Exercise task:
Write each record again exactly as it stands.

>> BEGIN Task input

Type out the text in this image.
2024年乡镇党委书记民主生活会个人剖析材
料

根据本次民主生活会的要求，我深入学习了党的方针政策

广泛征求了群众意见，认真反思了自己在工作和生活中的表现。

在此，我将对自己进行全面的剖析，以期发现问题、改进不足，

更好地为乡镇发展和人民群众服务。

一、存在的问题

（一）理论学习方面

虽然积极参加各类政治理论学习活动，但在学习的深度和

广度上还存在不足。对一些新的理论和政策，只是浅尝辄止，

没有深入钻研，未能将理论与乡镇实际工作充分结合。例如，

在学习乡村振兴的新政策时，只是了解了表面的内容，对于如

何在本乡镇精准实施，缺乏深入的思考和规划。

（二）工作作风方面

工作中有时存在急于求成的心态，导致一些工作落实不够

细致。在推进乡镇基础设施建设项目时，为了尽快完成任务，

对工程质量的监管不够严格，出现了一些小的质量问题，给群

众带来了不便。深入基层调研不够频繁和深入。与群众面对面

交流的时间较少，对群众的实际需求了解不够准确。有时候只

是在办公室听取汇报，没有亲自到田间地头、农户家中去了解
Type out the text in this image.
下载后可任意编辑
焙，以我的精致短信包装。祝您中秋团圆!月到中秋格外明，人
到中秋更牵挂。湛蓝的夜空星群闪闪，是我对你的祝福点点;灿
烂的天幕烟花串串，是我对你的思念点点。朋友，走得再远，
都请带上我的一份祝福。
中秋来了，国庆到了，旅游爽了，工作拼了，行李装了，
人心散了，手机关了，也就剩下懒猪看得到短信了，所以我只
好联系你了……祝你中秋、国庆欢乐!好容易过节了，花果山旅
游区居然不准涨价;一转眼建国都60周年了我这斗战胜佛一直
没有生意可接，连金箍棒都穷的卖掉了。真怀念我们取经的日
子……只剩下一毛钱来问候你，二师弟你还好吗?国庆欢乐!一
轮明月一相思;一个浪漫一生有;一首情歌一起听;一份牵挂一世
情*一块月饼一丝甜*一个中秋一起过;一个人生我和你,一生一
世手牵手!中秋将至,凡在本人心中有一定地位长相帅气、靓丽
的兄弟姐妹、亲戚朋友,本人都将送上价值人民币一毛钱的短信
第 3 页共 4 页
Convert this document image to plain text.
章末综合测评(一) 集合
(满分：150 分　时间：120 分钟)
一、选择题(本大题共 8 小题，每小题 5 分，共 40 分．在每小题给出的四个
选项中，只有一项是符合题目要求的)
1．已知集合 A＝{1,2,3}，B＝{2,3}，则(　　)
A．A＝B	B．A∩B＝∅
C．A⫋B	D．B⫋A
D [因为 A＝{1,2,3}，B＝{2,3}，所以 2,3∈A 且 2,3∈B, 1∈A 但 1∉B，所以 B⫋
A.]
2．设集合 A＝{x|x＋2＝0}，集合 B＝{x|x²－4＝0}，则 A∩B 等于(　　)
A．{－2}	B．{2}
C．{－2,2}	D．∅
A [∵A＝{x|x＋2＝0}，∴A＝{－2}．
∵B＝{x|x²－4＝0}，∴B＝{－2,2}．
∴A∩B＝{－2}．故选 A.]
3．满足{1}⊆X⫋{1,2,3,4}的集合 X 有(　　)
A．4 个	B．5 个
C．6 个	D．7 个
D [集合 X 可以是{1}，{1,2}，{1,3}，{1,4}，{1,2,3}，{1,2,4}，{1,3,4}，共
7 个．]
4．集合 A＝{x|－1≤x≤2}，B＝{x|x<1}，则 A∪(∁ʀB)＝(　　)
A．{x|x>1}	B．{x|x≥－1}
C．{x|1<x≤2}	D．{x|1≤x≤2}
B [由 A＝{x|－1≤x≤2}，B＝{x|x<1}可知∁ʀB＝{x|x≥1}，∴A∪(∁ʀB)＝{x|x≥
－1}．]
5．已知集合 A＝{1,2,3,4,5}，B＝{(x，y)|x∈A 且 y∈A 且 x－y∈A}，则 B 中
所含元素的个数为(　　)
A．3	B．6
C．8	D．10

>> END Task input

Result of this task:
Type out the text in this image.
2024年乡镇党委书记民主生活会个人剖析材
料

根据本次民主生活会的要求，我深入学习了党的方针政策

广泛征求了群众意见，认真反思了自己在工作和生活中的表现。

在此，我将对自己进行全面的剖析，以期发现问题、改进不足，

更好地为乡镇发展和人民群众服务。

一、存在的问题

（一）理论学习方面

虽然积极参加各类政治理论学习活动，但在学习的深度和

广度上还存在不足。对一些新的理论和政策，只是浅尝辄止，

没有深入钻研，未能将理论与乡镇实际工作充分结合。例如，

在学习乡村振兴的新政策时，只是了解了表面的内容，对于如

何在本乡镇精准实施，缺乏深入的思考和规划。

（二）工作作风方面

工作中有时存在急于求成的心态，导致一些工作落实不够

细致。在推进乡镇基础设施建设项目时，为了尽快完成任务，

对工程质量的监管不够严格，出现了一些小的质量问题，给群

众带来了不便。深入基层调研不够频繁和深入。与群众面对面

交流的时间较少，对群众的实际需求了解不够准确。有时候只

是在办公室听取汇报，没有亲自到田间地头、农户家中去了解
Type out the text in this image.
下载后可任意编辑
焙，以我的精致短信包装。祝您中秋团圆!月到中秋格外明，人
到中秋更牵挂。湛蓝的夜空星群闪闪，是我对你的祝福点点;灿
烂的天幕烟花串串，是我对你的思念点点。朋友，走得再远，
都请带上我的一份祝福。
中秋来了，国庆到了，旅游爽了，工作拼了，行李装了，
人心散了，手机关了，也就剩下懒猪看得到短信了，所以我只
好联系你了……祝你中秋、国庆欢乐!好容易过节了，花果山旅
游区居然不准涨价;一转眼建国都60周年了我这斗战胜佛一直
没有生意可接，连金箍棒都穷的卖掉了。真怀念我们取经的日
子……只剩下一毛钱来问候你，二师弟你还好吗?国庆欢乐!一
轮明月一相思;一个浪漫一生有;一首情歌一起听;一份牵挂一世
情*一块月饼一丝甜*一个中秋一起过;一个人生我和你,一生一
世手牵手!中秋将至,凡在本人心中有一定地位长相帅气、靓丽
的兄弟姐妹、亲戚朋友,本人都将送上价值人民币一毛钱的短信
第 3 页共 4 页
Convert this document image to plain text.
章末综合测评(一) 集合
(满分：150 分　时间：120 分钟)
一、选择题(本大题共 8 小题，每小题 5 分，共 40 分．在每小题给出的四个
选项中，只有一项是符合题目要求的)
1．已知集合 A＝{1,2,3}，B＝{2,3}，则(　　)
A．A＝B	B．A∩B＝∅
C．A⫋B	D．B⫋A
D [因为 A＝{1,2,3}，B＝{2,3}，所以 2,3∈A 且 2,3∈B, 1∈A 但 1∉B，所以 B⫋
A.]
2．设集合 A＝{x|x＋2＝0}，集合 B＝{x|x²－4＝0}，则 A∩B 等于(　　)
A．{－2}	B．{2}
C．{－2,2}	D．∅
A [∵A＝{x|x＋2＝0}，∴A＝{－2}．
∵B＝{x|x²－4＝0}，∴B＝{－2,2}．
∴A∩B＝{－2}．故选 A.]
3．满足{1}⊆X⫋{1,2,3,4}的集合 X 有(　　)
A．4 个	B．5 个
C．6 个	D．7 个
D [集合 X 可以是{1}，{1,2}，{1,3}，{1,4}，{1,2,3}，{1,2,4}，{1,3,4}，共
7 个．]
4．集合 A＝{x|－1≤x≤2}，B＝{x|x<1}，则 A∪(∁ʀB)＝(　　)
A．{x|x>1}	B．{x|x≥－1}
C．{x|1<x≤2}	D．{x|1≤x≤2}
B [由 A＝{x|－1≤x≤2}，B＝{x|x<1}可知∁ʀB＝{x|x≥1}，∴A∪(∁ʀB)＝{x|x≥
－1}．]
5．已知集合 A＝{1,2,3,4,5}，B＝{(x，y)|x∈A 且 y∈A 且 x－y∈A}，则 B 中
所含元素的个数为(　　)
A．3	B．6
C．8	D．10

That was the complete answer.